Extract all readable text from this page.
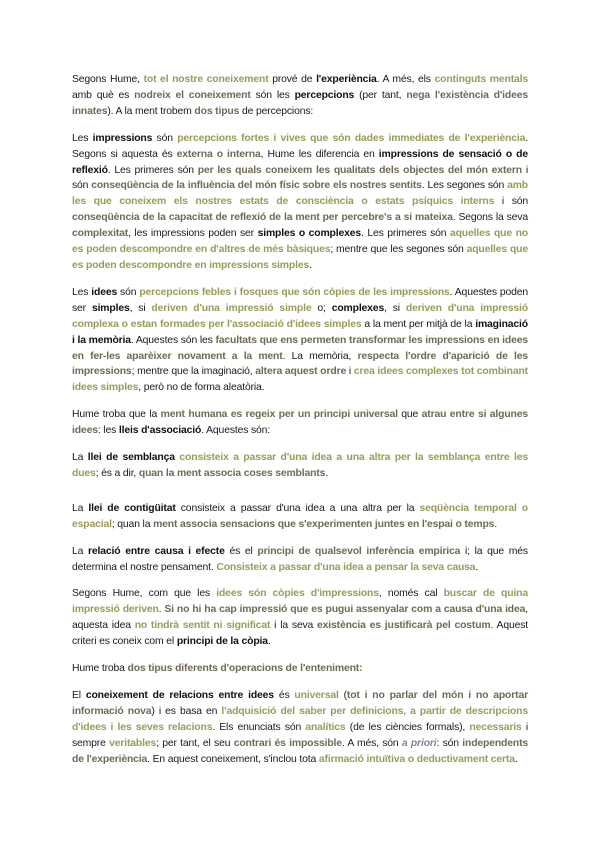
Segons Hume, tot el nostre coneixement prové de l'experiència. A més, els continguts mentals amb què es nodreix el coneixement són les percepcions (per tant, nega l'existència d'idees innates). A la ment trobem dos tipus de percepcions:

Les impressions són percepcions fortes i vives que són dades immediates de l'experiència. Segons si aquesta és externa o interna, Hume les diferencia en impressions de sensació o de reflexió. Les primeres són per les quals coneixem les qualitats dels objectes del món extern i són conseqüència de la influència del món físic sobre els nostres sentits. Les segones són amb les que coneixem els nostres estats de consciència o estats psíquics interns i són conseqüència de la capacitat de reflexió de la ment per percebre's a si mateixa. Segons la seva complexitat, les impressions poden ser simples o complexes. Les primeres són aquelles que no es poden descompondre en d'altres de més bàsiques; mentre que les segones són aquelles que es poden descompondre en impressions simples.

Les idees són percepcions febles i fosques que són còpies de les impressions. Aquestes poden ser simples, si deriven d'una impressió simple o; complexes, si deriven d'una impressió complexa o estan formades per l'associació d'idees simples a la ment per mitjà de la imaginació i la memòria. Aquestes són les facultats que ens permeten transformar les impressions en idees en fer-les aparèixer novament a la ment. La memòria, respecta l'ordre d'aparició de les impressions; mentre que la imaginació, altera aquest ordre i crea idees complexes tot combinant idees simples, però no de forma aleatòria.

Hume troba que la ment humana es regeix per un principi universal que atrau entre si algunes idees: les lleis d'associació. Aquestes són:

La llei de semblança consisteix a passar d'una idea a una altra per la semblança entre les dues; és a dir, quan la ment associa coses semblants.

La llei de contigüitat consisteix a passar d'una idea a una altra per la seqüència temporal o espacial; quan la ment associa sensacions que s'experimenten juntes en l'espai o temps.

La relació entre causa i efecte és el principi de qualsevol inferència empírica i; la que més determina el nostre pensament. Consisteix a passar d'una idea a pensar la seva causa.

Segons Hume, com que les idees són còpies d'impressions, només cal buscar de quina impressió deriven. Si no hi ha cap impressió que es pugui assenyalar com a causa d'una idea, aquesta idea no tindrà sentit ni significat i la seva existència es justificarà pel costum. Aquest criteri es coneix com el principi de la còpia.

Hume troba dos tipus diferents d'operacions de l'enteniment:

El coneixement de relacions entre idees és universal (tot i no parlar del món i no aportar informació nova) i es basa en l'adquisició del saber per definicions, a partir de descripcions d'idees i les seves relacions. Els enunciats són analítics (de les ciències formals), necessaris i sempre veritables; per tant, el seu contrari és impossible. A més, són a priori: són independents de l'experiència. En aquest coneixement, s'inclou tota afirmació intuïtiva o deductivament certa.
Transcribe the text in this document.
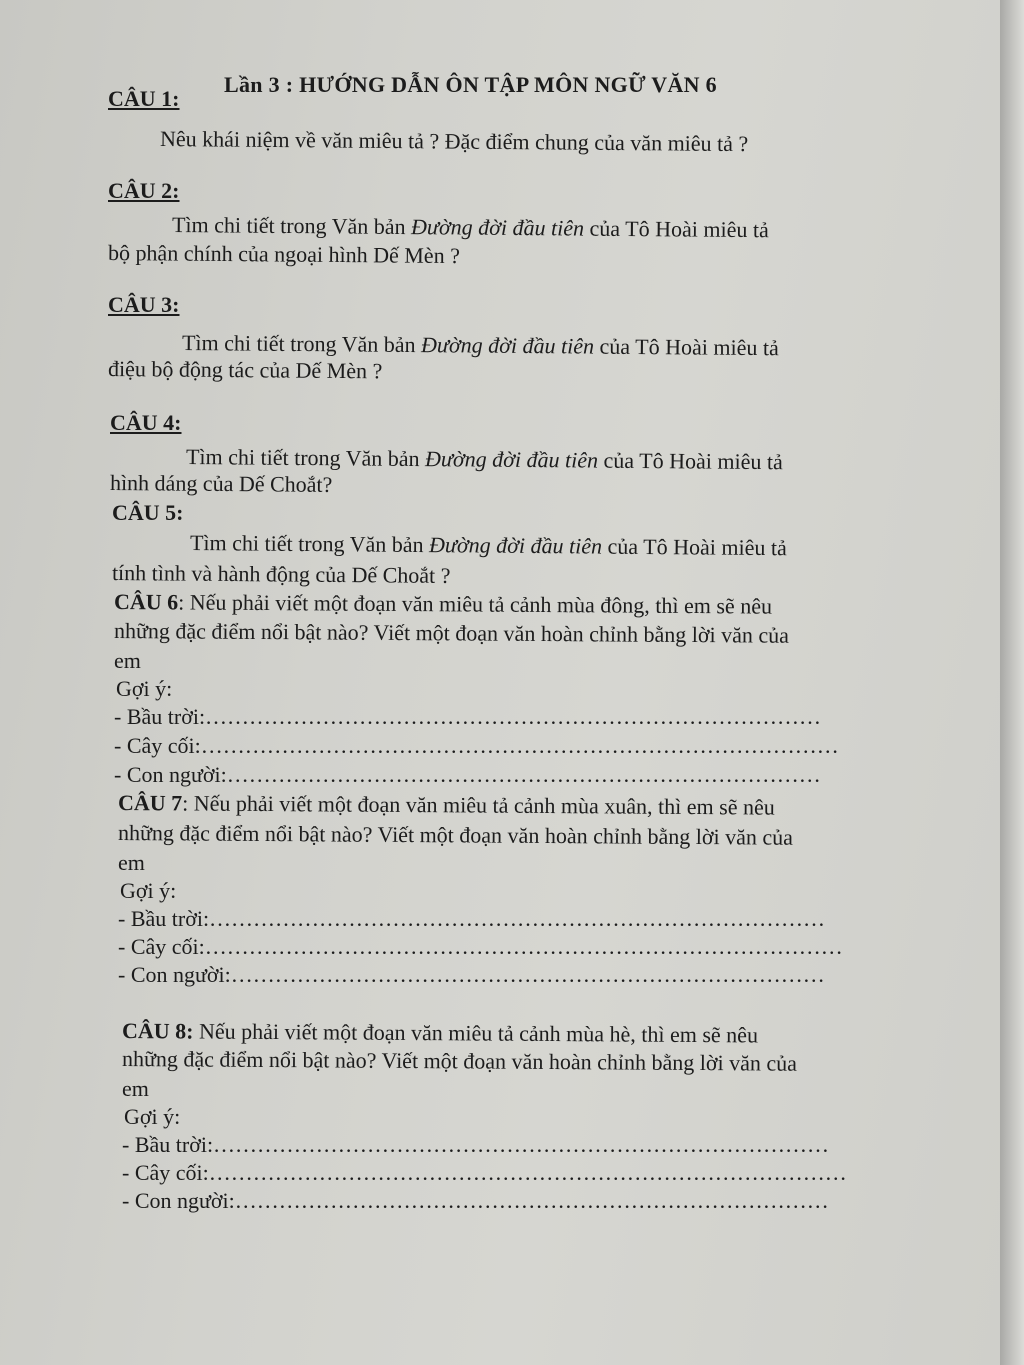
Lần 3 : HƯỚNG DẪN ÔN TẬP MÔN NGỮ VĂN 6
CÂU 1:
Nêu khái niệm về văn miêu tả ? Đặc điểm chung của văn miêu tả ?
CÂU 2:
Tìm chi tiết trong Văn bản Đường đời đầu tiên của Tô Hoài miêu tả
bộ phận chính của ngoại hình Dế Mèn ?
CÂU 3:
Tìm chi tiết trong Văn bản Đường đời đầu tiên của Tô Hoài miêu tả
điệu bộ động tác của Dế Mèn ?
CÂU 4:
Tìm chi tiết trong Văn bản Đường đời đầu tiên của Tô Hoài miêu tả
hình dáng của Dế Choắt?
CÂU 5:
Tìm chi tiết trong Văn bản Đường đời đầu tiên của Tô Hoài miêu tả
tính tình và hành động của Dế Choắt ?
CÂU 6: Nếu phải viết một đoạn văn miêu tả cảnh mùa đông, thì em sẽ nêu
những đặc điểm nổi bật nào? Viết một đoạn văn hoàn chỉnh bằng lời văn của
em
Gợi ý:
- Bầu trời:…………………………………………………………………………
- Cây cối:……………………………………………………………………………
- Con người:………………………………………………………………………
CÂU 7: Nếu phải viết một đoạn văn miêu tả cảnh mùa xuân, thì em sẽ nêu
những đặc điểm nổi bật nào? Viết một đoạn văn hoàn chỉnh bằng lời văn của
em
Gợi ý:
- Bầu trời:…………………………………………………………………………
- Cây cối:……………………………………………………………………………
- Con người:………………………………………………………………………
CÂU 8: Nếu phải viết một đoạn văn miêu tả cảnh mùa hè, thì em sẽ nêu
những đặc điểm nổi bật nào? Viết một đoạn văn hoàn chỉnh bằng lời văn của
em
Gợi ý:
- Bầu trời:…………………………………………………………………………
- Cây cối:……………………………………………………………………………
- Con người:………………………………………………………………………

################

#### [SHORT TASK]
Your task is to pick out every line with the string "động" and copy it.

#### [COMPLETE ANSWER]
điệu bộ động tác của Dế Mèn ?
tính tình và hành động của Dế Choắt ?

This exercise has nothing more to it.